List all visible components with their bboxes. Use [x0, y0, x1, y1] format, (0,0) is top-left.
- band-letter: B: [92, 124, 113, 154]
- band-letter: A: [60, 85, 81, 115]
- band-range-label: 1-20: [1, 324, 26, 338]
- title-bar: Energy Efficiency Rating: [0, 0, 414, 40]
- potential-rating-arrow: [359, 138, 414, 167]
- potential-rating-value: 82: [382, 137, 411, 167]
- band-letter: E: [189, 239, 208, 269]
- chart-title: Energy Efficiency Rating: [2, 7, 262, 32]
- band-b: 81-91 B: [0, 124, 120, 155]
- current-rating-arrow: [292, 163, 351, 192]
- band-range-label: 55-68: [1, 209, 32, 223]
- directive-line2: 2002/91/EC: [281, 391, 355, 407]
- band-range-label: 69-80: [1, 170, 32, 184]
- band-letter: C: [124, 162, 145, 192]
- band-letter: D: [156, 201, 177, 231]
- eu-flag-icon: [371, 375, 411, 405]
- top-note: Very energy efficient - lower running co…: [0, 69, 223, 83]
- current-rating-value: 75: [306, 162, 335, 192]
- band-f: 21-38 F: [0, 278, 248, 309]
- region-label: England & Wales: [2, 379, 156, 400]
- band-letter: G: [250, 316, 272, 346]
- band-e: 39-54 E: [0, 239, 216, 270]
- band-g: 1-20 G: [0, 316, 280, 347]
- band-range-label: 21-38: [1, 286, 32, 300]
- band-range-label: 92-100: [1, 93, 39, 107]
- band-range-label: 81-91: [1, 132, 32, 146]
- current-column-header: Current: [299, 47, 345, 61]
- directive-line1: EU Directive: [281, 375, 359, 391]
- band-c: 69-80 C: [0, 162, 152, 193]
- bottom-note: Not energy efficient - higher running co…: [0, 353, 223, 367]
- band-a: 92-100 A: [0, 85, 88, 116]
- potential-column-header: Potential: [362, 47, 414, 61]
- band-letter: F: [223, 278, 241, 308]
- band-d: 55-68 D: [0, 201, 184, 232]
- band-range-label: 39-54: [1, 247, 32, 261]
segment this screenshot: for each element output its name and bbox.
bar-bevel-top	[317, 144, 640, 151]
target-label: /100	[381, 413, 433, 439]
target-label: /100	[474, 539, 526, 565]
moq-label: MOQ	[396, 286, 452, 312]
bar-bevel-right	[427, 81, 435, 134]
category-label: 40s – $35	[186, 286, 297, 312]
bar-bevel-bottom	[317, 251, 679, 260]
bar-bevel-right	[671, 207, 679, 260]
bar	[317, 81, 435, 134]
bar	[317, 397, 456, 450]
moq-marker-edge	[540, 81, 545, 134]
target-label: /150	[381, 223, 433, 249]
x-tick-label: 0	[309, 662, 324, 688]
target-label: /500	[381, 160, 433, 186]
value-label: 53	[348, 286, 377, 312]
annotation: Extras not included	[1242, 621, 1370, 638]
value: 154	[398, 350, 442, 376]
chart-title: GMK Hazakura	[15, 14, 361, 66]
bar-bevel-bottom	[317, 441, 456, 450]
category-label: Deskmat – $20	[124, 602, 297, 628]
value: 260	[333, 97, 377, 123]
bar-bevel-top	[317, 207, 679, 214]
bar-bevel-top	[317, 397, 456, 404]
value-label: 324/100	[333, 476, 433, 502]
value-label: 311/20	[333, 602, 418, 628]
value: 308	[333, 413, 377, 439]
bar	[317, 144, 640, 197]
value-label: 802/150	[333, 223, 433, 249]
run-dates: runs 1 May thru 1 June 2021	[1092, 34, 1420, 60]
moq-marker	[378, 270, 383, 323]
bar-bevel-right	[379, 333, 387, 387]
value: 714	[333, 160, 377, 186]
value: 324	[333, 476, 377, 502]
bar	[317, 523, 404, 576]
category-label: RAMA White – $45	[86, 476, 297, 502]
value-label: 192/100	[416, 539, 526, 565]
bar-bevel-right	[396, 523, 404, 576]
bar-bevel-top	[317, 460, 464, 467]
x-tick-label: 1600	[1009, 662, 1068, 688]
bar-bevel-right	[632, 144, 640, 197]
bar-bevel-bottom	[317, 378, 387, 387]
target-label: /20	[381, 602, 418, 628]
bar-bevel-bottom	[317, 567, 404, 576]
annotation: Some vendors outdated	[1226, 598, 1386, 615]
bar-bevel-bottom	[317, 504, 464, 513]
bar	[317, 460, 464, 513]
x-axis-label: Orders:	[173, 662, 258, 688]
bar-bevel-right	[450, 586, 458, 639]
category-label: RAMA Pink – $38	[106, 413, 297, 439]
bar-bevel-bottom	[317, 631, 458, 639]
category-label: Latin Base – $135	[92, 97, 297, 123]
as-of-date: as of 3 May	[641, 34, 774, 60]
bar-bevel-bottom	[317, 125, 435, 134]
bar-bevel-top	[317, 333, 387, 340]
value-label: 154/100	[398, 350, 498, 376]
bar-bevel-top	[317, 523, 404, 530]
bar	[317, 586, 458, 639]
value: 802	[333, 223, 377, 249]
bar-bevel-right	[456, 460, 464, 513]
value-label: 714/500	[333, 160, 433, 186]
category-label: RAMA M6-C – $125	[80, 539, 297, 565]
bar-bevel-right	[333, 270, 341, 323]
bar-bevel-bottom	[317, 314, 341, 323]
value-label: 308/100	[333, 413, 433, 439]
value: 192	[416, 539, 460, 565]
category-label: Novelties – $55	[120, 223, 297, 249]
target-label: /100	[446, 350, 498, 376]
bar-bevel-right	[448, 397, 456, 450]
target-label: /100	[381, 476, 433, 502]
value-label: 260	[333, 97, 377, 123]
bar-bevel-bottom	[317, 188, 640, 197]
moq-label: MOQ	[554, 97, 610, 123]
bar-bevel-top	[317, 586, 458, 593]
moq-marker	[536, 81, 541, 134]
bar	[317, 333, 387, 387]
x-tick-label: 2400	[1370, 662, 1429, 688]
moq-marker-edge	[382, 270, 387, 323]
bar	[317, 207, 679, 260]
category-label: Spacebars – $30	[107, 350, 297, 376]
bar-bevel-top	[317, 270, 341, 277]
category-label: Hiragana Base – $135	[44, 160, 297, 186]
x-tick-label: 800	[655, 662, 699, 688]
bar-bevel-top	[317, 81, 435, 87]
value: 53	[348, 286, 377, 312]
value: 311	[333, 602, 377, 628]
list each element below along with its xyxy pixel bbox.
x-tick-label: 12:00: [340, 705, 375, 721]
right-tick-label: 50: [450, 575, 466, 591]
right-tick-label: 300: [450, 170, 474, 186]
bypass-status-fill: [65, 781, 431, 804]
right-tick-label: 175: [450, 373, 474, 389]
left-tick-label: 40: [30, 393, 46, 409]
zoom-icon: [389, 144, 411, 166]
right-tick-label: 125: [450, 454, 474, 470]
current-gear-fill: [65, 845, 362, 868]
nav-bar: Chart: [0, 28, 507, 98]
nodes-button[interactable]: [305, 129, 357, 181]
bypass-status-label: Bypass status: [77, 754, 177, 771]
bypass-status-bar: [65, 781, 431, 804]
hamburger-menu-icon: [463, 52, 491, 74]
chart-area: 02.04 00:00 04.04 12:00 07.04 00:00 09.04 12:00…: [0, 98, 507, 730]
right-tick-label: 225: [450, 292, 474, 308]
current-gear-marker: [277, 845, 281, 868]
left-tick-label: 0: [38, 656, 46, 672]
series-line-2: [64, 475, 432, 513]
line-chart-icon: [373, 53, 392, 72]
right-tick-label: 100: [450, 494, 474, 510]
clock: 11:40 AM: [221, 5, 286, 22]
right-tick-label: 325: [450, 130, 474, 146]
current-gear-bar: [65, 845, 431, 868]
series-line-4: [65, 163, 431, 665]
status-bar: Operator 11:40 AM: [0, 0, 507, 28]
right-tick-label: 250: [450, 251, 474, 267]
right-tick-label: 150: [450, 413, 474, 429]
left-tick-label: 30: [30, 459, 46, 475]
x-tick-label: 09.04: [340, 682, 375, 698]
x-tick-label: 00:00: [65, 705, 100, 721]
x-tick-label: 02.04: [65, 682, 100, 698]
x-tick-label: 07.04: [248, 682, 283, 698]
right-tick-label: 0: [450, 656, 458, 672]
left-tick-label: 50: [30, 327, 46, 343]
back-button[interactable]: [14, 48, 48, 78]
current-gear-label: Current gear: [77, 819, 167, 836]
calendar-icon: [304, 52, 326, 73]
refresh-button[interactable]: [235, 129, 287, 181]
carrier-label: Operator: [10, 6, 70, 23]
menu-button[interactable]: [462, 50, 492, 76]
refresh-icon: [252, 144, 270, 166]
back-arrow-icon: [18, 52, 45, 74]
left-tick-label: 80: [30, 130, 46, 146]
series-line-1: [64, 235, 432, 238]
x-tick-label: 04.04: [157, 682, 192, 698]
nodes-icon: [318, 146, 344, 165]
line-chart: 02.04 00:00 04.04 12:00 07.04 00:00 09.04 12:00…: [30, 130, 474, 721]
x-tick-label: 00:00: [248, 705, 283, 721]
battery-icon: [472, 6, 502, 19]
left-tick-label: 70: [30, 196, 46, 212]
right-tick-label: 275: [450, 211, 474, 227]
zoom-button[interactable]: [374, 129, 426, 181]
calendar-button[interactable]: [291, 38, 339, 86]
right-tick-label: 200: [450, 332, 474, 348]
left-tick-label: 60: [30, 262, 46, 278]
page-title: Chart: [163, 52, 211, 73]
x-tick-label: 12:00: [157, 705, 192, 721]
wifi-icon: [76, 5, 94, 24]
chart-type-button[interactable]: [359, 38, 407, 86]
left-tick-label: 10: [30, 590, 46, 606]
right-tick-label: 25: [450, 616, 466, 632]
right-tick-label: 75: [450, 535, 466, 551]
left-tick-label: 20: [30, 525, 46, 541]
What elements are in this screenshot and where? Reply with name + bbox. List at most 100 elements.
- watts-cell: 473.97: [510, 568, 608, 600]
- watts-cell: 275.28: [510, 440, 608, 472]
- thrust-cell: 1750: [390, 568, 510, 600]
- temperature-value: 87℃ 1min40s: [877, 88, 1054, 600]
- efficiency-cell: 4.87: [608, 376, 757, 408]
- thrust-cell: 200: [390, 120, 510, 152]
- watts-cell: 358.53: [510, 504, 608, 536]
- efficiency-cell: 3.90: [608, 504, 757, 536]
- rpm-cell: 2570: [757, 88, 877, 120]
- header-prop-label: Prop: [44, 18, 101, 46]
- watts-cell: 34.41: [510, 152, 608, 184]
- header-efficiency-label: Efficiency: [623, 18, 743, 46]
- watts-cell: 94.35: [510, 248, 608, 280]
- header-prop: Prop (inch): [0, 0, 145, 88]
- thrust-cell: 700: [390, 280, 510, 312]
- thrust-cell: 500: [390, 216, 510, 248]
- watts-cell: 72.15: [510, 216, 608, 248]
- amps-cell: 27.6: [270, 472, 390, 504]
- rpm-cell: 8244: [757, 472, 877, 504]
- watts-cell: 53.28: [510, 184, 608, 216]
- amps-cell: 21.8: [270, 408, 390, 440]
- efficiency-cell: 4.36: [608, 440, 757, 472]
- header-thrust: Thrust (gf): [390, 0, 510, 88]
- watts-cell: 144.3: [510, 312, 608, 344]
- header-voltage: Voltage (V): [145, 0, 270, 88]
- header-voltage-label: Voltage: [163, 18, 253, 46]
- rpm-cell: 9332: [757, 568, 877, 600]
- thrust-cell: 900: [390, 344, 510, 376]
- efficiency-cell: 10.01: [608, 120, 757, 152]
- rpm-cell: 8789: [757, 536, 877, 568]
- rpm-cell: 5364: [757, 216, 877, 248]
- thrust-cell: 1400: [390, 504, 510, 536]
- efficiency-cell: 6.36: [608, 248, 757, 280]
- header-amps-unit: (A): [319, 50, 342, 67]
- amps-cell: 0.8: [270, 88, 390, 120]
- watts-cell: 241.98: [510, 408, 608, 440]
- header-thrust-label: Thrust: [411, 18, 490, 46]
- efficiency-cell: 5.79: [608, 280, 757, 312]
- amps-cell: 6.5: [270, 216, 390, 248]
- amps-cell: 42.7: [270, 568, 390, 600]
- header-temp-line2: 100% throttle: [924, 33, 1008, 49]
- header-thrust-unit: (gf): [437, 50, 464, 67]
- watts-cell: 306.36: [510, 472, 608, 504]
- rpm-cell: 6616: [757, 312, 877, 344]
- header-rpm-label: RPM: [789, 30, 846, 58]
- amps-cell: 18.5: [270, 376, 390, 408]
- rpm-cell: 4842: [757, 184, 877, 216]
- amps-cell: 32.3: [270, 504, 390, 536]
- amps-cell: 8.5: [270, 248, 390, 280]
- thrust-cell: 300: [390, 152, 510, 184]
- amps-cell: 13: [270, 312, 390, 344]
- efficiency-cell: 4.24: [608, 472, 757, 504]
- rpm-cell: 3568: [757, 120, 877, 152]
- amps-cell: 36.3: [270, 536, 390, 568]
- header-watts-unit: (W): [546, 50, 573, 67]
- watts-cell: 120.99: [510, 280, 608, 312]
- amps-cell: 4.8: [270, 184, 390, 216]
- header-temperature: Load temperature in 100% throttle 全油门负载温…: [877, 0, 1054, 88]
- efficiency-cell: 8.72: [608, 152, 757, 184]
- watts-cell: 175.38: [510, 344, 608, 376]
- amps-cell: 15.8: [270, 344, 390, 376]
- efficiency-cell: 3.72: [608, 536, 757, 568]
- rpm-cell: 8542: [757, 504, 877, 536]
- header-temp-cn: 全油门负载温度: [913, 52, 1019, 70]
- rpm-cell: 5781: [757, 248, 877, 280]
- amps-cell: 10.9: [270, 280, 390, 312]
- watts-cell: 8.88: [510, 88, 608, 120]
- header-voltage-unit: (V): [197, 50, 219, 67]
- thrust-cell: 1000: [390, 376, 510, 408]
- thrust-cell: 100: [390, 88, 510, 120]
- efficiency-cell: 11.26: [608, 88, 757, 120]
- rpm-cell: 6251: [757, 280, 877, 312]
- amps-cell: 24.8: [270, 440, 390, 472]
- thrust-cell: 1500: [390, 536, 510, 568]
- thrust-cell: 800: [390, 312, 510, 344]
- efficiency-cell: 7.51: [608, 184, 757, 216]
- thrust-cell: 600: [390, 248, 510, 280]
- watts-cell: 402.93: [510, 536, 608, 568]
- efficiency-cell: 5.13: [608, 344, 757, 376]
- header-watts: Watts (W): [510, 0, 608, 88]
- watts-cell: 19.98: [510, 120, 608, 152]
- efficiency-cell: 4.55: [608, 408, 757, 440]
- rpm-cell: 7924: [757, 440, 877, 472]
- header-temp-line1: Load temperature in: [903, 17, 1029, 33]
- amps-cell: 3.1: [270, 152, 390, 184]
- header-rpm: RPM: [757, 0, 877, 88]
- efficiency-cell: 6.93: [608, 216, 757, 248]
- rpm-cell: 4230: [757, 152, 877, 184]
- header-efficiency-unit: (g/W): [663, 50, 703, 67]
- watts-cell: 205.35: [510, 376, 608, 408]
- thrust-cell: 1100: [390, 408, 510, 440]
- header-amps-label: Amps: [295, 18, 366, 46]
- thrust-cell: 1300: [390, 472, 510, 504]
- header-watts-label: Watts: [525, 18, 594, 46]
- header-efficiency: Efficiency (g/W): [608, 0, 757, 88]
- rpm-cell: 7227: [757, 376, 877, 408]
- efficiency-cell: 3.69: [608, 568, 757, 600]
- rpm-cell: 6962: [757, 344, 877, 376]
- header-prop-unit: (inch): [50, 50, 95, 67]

* * * *

> _Aim of the task_
Report every line of the records that contains the word "potential", copying each line in full. Case counts.

> _Answer below_
- potential-rating-arrow: [359, 138, 414, 167]
- potential-rating-value: 82: [382, 137, 411, 167]
- potential-column-header: Potential: [362, 47, 414, 61]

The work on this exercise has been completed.